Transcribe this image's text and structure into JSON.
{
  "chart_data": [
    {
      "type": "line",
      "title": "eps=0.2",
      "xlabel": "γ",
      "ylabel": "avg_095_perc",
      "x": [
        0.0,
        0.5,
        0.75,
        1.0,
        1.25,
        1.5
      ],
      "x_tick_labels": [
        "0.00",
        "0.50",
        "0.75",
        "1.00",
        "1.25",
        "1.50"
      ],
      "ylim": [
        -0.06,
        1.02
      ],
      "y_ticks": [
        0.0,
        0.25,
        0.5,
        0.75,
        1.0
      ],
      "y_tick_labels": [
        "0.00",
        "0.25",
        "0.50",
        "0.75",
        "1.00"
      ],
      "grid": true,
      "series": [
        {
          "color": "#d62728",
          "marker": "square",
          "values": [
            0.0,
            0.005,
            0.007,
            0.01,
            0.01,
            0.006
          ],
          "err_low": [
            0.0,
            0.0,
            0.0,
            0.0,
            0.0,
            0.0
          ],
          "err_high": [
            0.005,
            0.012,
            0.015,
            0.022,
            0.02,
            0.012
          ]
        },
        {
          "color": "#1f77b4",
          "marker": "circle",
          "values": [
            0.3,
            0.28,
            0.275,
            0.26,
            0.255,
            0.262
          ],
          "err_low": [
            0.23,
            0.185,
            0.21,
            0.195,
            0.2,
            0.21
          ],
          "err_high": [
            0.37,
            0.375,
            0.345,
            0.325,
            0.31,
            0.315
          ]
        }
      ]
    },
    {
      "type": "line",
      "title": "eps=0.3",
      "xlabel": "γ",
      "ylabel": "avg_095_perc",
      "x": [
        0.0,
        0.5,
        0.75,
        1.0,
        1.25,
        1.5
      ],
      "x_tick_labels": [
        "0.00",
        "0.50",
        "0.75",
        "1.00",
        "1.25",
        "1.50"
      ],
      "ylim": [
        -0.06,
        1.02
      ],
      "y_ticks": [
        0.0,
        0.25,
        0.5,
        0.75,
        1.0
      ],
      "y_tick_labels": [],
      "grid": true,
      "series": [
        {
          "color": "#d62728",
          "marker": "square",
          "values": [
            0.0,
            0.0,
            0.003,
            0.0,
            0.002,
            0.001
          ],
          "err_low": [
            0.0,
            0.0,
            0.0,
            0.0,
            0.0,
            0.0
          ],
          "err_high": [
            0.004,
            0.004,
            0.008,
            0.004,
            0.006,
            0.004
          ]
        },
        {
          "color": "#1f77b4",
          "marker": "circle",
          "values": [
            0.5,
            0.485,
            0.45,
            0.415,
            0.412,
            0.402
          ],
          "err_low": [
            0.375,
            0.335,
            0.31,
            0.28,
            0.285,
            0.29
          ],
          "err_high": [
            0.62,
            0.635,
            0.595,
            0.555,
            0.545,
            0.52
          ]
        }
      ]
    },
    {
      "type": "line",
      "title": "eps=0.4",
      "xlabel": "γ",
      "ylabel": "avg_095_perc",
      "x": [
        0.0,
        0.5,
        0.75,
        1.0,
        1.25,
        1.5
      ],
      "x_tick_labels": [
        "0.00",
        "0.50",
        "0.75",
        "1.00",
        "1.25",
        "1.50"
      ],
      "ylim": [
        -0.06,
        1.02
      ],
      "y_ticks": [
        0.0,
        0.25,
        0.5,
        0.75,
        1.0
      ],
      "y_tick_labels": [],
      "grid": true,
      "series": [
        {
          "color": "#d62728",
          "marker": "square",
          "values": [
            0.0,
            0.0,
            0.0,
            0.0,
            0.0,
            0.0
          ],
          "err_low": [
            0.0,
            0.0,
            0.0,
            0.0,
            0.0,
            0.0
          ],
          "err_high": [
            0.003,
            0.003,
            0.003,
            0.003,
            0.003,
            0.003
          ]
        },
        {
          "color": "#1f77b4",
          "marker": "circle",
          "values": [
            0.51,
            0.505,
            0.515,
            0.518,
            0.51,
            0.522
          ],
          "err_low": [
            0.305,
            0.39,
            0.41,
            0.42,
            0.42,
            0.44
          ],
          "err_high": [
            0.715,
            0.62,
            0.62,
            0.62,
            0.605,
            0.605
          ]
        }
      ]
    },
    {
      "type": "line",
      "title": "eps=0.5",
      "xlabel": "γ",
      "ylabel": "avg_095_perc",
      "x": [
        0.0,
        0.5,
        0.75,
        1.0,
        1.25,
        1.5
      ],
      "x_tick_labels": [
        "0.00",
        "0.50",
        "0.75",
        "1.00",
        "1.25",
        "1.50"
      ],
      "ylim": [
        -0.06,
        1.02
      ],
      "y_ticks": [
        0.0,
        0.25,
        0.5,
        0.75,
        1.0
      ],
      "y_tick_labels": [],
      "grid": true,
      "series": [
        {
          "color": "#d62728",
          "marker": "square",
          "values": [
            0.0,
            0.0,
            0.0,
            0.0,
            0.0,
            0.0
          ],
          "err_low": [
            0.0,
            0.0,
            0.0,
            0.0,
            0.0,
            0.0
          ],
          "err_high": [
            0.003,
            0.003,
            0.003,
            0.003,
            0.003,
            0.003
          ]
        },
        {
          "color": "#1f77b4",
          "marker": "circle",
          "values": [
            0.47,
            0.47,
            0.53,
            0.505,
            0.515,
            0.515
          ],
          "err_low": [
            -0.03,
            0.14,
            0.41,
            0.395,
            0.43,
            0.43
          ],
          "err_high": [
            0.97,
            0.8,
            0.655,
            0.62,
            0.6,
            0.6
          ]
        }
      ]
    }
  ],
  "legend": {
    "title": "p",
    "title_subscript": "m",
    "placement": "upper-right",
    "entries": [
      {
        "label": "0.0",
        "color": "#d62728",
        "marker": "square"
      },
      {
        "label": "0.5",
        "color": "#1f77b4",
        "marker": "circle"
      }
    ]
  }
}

────────

**Written exercise**
Copy out the whole listing exactly.

**Answer**
Transcribe this image's text and structure into JSON.
{
  "chart_data": [
    {
      "type": "line",
      "title": "eps=0.2",
      "xlabel": "γ",
      "ylabel": "avg_095_perc",
      "x": [
        0.0,
        0.5,
        0.75,
        1.0,
        1.25,
        1.5
      ],
      "x_tick_labels": [
        "0.00",
        "0.50",
        "0.75",
        "1.00",
        "1.25",
        "1.50"
      ],
      "ylim": [
        -0.06,
        1.02
      ],
      "y_ticks": [
        0.0,
        0.25,
        0.5,
        0.75,
        1.0
      ],
      "y_tick_labels": [
        "0.00",
        "0.25",
        "0.50",
        "0.75",
        "1.00"
      ],
      "grid": true,
      "series": [
        {
          "color": "#d62728",
          "marker": "square",
          "values": [
            0.0,
            0.005,
            0.007,
            0.01,
            0.01,
            0.006
          ],
          "err_low": [
            0.0,
            0.0,
            0.0,
            0.0,
            0.0,
            0.0
          ],
          "err_high": [
            0.005,
            0.012,
            0.015,
            0.022,
            0.02,
            0.012
          ]
        },
        {
          "color": "#1f77b4",
          "marker": "circle",
          "values": [
            0.3,
            0.28,
            0.275,
            0.26,
            0.255,
            0.262
          ],
          "err_low": [
            0.23,
            0.185,
            0.21,
            0.195,
            0.2,
            0.21
          ],
          "err_high": [
            0.37,
            0.375,
            0.345,
            0.325,
            0.31,
            0.315
          ]
        }
      ]
    },
    {
      "type": "line",
      "title": "eps=0.3",
      "xlabel": "γ",
      "ylabel": "avg_095_perc",
      "x": [
        0.0,
        0.5,
        0.75,
        1.0,
        1.25,
        1.5
      ],
      "x_tick_labels": [
        "0.00",
        "0.50",
        "0.75",
        "1.00",
        "1.25",
        "1.50"
      ],
      "ylim": [
        -0.06,
        1.02
      ],
      "y_ticks": [
        0.0,
        0.25,
        0.5,
        0.75,
        1.0
      ],
      "y_tick_labels": [],
      "grid": true,
      "series": [
        {
          "color": "#d62728",
          "marker": "square",
          "values": [
            0.0,
            0.0,
            0.003,
            0.0,
            0.002,
            0.001
          ],
          "err_low": [
            0.0,
            0.0,
            0.0,
            0.0,
            0.0,
            0.0
          ],
          "err_high": [
            0.004,
            0.004,
            0.008,
            0.004,
            0.006,
            0.004
          ]
        },
        {
          "color": "#1f77b4",
          "marker": "circle",
          "values": [
            0.5,
            0.485,
            0.45,
            0.415,
            0.412,
            0.402
          ],
          "err_low": [
            0.375,
            0.335,
            0.31,
            0.28,
            0.285,
            0.29
          ],
          "err_high": [
            0.62,
            0.635,
            0.595,
            0.555,
            0.545,
            0.52
          ]
        }
      ]
    },
    {
      "type": "line",
      "title": "eps=0.4",
      "xlabel": "γ",
      "ylabel": "avg_095_perc",
      "x": [
        0.0,
        0.5,
        0.75,
        1.0,
        1.25,
        1.5
      ],
      "x_tick_labels": [
        "0.00",
        "0.50",
        "0.75",
        "1.00",
        "1.25",
        "1.50"
      ],
      "ylim": [
        -0.06,
        1.02
      ],
      "y_ticks": [
        0.0,
        0.25,
        0.5,
        0.75,
        1.0
      ],
      "y_tick_labels": [],
      "grid": true,
      "series": [
        {
          "color": "#d62728",
          "marker": "square",
          "values": [
            0.0,
            0.0,
            0.0,
            0.0,
            0.0,
            0.0
          ],
          "err_low": [
            0.0,
            0.0,
            0.0,
            0.0,
            0.0,
            0.0
          ],
          "err_high": [
            0.003,
            0.003,
            0.003,
            0.003,
            0.003,
            0.003
          ]
        },
        {
          "color": "#1f77b4",
          "marker": "circle",
          "values": [
            0.51,
            0.505,
            0.515,
            0.518,
            0.51,
            0.522
          ],
          "err_low": [
            0.305,
            0.39,
            0.41,
            0.42,
            0.42,
            0.44
          ],
          "err_high": [
            0.715,
            0.62,
            0.62,
            0.62,
            0.605,
            0.605
          ]
        }
      ]
    },
    {
      "type": "line",
      "title": "eps=0.5",
      "xlabel": "γ",
      "ylabel": "avg_095_perc",
      "x": [
        0.0,
        0.5,
        0.75,
        1.0,
        1.25,
        1.5
      ],
      "x_tick_labels": [
        "0.00",
        "0.50",
        "0.75",
        "1.00",
        "1.25",
        "1.50"
      ],
      "ylim": [
        -0.06,
        1.02
      ],
      "y_ticks": [
        0.0,
        0.25,
        0.5,
        0.75,
        1.0
      ],
      "y_tick_labels": [],
      "grid": true,
      "series": [
        {
          "color": "#d62728",
          "marker": "square",
          "values": [
            0.0,
            0.0,
            0.0,
            0.0,
            0.0,
            0.0
          ],
          "err_low": [
            0.0,
            0.0,
            0.0,
            0.0,
            0.0,
            0.0
          ],
          "err_high": [
            0.003,
            0.003,
            0.003,
            0.003,
            0.003,
            0.003
          ]
        },
        {
          "color": "#1f77b4",
          "marker": "circle",
          "values": [
            0.47,
            0.47,
            0.53,
            0.505,
            0.515,
            0.515
          ],
          "err_low": [
            -0.03,
            0.14,
            0.41,
            0.395,
            0.43,
            0.43
          ],
          "err_high": [
            0.97,
            0.8,
            0.655,
            0.62,
            0.6,
            0.6
          ]
        }
      ]
    }
  ],
  "legend": {
    "title": "p",
    "title_subscript": "m",
    "placement": "upper-right",
    "entries": [
      {
        "label": "0.0",
        "color": "#d62728",
        "marker": "square"
      },
      {
        "label": "0.5",
        "color": "#1f77b4",
        "marker": "circle"
      }
    ]
  }
}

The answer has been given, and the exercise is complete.